What needs to be done >>
Skip every image and restate the data word for word.
☆ ☆ ☆
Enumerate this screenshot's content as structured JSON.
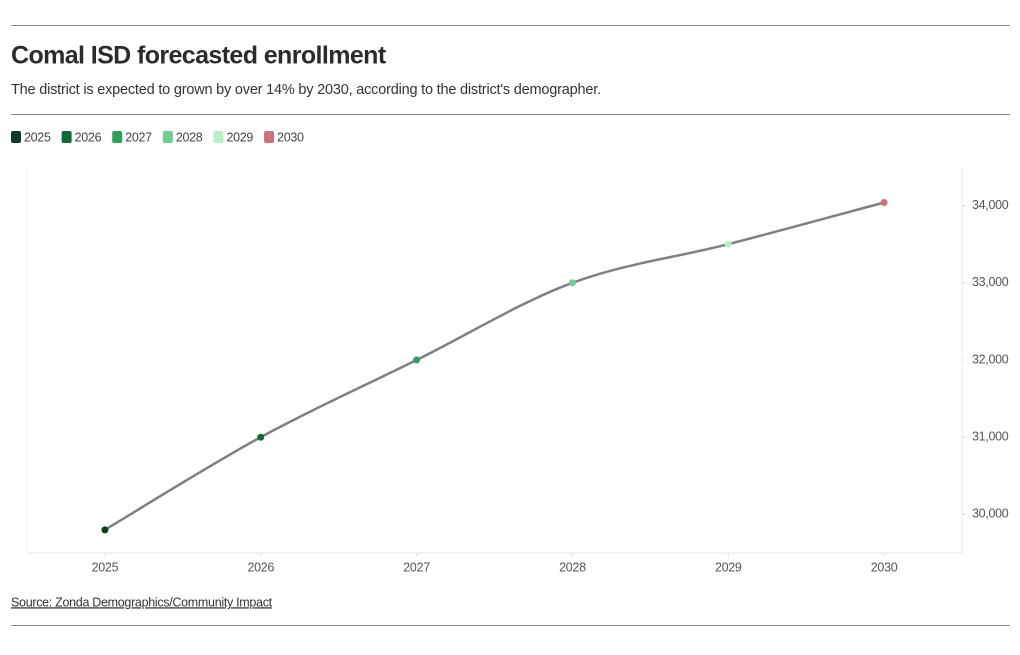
{
  "chart_data": {
    "type": "line",
    "title": "Comal ISD forecasted enrollment",
    "subtitle": "The district is expected to grown by over 14% by 2030, according to the district's demographer.",
    "source": "Source: Zonda Demographics/Community Impact",
    "x": [
      2025,
      2026,
      2027,
      2028,
      2029,
      2030
    ],
    "values": [
      29800,
      31000,
      32000,
      33000,
      33500,
      34040
    ],
    "line_color": "#808080",
    "point_colors": [
      "#0a3d1f",
      "#0e6b35",
      "#2ea05a",
      "#6fcf8f",
      "#b5f0c8",
      "#d07078"
    ],
    "xlim": [
      2024.5,
      2030.5
    ],
    "xticks": [
      2025,
      2026,
      2027,
      2028,
      2029,
      2030
    ],
    "ylim": [
      29500,
      34500
    ],
    "yticks": [
      {
        "value": 30000,
        "label": "30,000"
      },
      {
        "value": 31000,
        "label": "31,000"
      },
      {
        "value": 32000,
        "label": "32,000"
      },
      {
        "value": 33000,
        "label": "33,000"
      },
      {
        "value": 34000,
        "label": "34,000"
      }
    ],
    "y_axis_side": "right",
    "legend": true
  }
}
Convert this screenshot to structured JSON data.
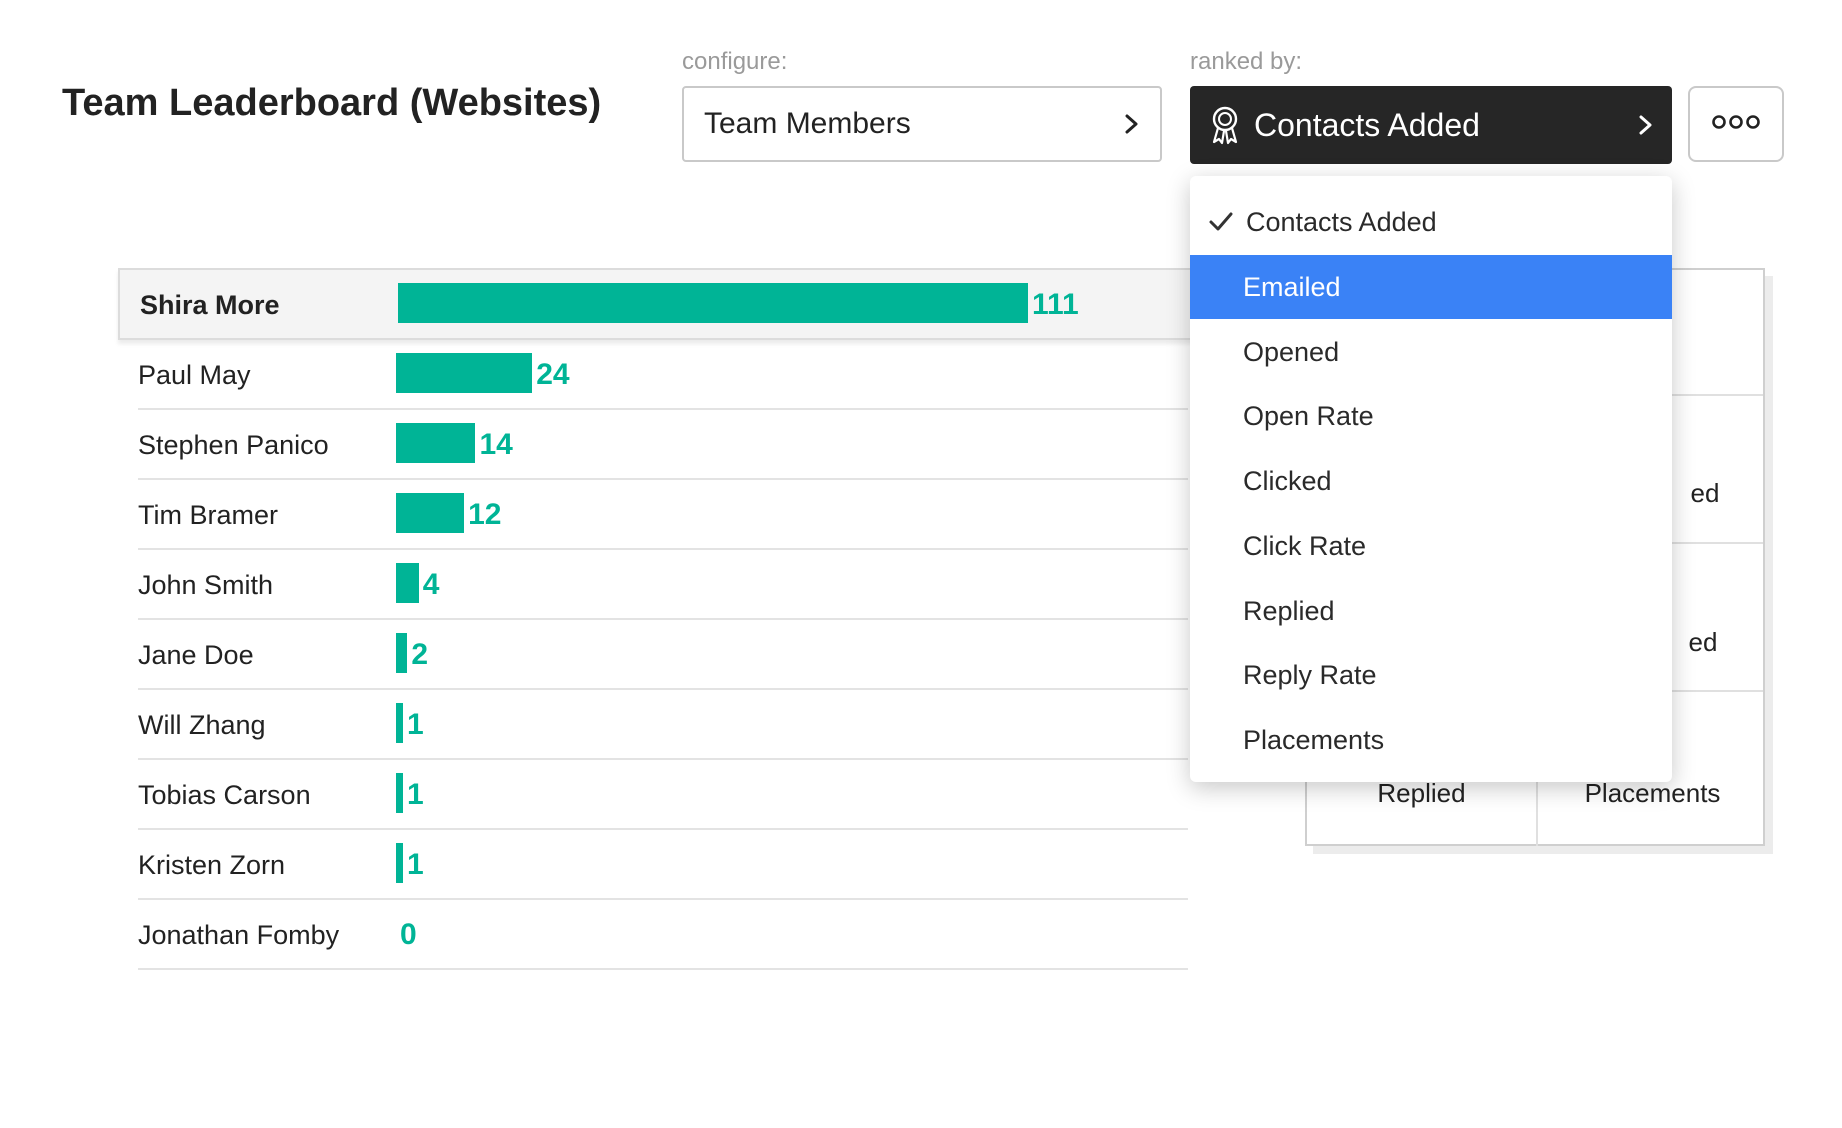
☆ ☆ ☆
Answer below >>
Enumerate this screenshot's content as structured JSON.
{
  "chart_data": {
    "type": "line",
    "title": "Comal ISD forecasted enrollment",
    "subtitle": "The district is expected to grown by over 14% by 2030, according to the district's demographer.",
    "source": "Source: Zonda Demographics/Community Impact",
    "x": [
      2025,
      2026,
      2027,
      2028,
      2029,
      2030
    ],
    "values": [
      29800,
      31000,
      32000,
      33000,
      33500,
      34040
    ],
    "line_color": "#808080",
    "point_colors": [
      "#0a3d1f",
      "#0e6b35",
      "#2ea05a",
      "#6fcf8f",
      "#b5f0c8",
      "#d07078"
    ],
    "xlim": [
      2024.5,
      2030.5
    ],
    "xticks": [
      2025,
      2026,
      2027,
      2028,
      2029,
      2030
    ],
    "ylim": [
      29500,
      34500
    ],
    "yticks": [
      {
        "value": 30000,
        "label": "30,000"
      },
      {
        "value": 31000,
        "label": "31,000"
      },
      {
        "value": 32000,
        "label": "32,000"
      },
      {
        "value": 33000,
        "label": "33,000"
      },
      {
        "value": 34000,
        "label": "34,000"
      }
    ],
    "y_axis_side": "right",
    "legend": true
  }
}
Convert this screenshot to structured JSON data.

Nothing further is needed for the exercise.